** WHAT YOU WILL DO **
In the entries that follow, find the word "title" and report each line it is on.

Document layout analysis data
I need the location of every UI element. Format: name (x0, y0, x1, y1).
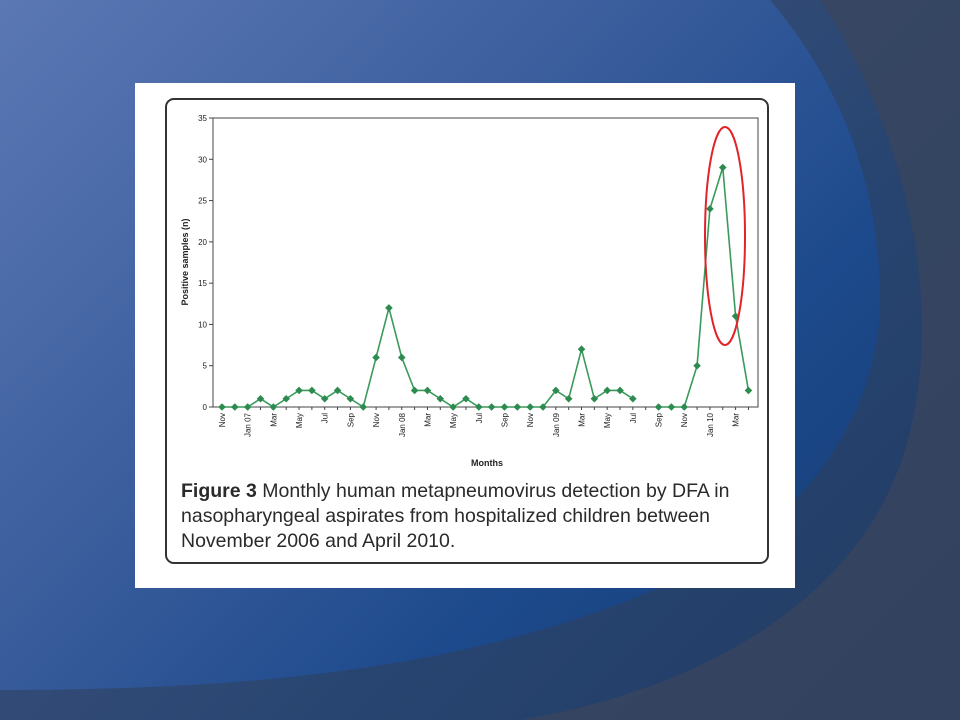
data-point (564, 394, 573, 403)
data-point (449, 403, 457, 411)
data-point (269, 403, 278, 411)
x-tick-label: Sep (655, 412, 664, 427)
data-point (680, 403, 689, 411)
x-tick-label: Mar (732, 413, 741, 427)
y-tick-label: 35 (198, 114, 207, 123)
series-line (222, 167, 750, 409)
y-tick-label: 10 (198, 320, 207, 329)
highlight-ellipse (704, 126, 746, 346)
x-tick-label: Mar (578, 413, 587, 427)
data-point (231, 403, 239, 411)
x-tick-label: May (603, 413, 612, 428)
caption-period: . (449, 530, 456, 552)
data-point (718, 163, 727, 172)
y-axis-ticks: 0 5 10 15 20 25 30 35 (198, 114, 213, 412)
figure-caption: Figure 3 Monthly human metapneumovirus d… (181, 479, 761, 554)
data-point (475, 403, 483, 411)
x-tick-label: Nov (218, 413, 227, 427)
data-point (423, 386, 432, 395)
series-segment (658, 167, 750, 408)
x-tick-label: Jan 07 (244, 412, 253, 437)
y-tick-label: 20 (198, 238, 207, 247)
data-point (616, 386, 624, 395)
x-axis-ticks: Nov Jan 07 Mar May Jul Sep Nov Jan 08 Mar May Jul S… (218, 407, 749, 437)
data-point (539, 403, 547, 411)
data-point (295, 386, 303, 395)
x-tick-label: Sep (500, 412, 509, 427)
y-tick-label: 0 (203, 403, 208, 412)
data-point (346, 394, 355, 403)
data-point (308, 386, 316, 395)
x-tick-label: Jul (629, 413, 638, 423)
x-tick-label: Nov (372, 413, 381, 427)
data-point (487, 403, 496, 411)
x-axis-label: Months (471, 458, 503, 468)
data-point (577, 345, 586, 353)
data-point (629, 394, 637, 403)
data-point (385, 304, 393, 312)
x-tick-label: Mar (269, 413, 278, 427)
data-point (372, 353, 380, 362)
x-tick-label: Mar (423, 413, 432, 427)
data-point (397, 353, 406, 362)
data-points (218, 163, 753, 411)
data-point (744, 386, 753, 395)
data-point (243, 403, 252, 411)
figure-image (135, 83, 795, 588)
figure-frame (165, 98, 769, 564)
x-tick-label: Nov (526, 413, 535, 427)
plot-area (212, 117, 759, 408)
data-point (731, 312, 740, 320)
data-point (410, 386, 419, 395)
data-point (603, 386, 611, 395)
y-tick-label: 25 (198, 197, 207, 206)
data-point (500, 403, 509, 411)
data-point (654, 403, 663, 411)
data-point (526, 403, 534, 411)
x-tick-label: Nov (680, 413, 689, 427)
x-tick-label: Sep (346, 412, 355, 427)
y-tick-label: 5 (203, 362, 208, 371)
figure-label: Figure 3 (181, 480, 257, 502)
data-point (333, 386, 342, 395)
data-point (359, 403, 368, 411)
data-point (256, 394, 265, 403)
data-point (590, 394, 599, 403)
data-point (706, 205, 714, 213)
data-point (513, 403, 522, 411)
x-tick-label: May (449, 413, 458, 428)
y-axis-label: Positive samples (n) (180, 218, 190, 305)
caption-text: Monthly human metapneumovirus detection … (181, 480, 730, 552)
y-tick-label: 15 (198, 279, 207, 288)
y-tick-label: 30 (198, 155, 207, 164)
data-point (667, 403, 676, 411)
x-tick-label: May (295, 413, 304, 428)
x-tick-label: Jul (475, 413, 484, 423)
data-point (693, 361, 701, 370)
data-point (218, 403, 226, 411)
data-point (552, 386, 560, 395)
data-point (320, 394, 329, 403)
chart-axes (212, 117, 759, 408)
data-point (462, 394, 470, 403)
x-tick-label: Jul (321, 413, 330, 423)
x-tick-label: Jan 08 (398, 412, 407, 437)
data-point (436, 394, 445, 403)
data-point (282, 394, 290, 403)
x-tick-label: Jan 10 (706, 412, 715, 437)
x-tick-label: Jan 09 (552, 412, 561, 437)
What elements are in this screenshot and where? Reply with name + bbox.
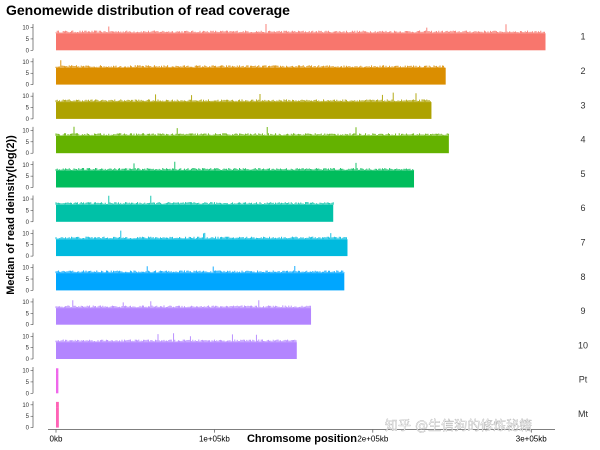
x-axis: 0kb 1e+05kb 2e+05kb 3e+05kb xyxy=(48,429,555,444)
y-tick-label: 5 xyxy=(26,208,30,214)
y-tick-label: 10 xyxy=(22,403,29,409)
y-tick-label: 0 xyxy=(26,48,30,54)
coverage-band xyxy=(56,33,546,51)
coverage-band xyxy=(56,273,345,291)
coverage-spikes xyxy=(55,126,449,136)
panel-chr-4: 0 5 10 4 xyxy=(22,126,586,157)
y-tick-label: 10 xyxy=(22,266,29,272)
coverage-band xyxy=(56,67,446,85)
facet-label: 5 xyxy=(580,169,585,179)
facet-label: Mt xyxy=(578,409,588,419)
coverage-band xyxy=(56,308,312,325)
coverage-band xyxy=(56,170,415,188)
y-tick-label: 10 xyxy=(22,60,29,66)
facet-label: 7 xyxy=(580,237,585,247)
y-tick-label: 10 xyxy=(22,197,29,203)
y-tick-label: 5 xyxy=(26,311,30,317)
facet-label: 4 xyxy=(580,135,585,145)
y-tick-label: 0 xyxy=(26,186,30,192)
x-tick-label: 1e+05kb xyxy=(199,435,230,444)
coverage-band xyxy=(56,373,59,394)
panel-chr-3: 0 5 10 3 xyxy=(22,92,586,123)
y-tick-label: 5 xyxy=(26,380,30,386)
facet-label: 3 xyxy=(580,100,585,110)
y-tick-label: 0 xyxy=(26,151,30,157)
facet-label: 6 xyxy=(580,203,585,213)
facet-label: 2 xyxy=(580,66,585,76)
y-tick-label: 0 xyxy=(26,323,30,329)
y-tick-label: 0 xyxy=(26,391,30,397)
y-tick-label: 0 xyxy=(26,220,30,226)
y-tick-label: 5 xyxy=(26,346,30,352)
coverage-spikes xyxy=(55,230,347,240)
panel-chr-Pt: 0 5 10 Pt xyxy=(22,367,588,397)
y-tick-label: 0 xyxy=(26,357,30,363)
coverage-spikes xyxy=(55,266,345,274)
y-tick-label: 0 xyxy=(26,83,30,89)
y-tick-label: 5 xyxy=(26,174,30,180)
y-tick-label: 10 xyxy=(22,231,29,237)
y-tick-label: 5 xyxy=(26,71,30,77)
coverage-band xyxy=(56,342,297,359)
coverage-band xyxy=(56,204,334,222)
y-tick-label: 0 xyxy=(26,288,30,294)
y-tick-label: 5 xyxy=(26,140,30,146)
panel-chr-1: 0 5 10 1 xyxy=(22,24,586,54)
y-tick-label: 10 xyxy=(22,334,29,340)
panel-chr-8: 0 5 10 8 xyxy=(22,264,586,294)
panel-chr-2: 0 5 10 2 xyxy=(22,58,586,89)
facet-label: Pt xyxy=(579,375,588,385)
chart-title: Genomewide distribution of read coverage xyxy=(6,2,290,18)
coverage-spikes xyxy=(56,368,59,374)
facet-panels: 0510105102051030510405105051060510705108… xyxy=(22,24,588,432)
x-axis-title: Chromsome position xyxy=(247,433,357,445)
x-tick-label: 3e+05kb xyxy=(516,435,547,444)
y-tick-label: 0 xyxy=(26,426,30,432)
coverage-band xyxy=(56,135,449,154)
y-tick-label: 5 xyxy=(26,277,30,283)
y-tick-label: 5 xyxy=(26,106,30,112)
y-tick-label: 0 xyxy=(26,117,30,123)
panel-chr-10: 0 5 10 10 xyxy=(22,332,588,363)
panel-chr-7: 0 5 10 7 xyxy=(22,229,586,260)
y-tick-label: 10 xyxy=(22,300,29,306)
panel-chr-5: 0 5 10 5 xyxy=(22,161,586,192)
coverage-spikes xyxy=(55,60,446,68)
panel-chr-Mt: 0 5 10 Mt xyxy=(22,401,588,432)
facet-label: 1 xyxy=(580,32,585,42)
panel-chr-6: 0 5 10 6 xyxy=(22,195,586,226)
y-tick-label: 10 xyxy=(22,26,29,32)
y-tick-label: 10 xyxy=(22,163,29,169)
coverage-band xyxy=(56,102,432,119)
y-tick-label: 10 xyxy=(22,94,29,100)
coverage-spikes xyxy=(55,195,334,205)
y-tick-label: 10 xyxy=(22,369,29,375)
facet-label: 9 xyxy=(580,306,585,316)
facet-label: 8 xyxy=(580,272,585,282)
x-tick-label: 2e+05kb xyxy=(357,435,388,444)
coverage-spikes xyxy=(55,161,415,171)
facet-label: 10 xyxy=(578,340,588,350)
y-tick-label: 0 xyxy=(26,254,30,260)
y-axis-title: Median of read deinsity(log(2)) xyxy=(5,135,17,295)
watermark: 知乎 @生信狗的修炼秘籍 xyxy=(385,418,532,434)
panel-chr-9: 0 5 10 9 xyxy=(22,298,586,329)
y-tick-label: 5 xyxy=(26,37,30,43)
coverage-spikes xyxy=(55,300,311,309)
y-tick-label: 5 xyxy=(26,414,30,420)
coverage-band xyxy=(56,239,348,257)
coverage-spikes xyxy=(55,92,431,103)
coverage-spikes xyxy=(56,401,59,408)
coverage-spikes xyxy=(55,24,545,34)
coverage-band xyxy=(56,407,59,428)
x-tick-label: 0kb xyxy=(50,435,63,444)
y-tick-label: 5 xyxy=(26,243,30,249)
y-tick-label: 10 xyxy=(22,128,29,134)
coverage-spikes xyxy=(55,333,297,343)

* * *

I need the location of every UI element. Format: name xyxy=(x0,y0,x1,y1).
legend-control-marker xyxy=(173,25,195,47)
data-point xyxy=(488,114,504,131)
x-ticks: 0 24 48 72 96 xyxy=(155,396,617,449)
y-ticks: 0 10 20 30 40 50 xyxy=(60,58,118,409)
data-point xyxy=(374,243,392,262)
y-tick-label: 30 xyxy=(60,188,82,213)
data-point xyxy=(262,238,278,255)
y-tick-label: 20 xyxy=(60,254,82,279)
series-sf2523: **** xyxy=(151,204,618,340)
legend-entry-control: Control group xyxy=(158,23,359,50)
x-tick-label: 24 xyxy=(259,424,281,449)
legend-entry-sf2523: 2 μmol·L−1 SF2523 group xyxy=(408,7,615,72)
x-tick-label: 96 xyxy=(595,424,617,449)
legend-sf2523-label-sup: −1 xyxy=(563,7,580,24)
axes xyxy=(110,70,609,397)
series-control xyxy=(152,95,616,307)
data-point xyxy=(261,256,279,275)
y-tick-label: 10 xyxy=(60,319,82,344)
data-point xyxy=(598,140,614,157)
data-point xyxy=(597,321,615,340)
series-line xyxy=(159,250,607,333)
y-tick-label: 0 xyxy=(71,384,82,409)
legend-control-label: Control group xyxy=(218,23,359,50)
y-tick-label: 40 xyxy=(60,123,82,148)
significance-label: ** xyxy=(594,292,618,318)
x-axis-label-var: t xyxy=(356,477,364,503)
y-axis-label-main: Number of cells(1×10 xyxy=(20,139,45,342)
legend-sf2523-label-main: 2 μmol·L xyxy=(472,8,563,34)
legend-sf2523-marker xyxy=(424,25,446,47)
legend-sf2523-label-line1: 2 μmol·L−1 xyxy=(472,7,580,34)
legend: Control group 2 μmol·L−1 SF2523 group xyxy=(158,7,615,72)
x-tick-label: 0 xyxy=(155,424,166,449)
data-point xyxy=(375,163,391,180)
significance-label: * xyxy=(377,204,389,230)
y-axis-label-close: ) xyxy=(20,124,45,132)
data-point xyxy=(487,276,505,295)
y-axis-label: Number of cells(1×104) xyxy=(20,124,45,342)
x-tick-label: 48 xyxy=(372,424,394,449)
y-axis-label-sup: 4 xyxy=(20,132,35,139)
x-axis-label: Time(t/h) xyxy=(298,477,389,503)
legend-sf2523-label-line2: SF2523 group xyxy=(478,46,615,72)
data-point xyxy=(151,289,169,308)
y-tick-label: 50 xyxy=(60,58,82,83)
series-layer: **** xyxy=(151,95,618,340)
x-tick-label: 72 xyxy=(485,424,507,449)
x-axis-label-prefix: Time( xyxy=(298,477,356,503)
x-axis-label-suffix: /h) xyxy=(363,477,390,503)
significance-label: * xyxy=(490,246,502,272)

** YOUR RESPONSE **
chart-title: Genomewide distribution of read coverage xyxy=(6,2,290,18)
x-axis-title: Chromsome position xyxy=(247,433,357,445)
y-axis-title: Median of read deinsity(log(2)) xyxy=(5,135,17,295)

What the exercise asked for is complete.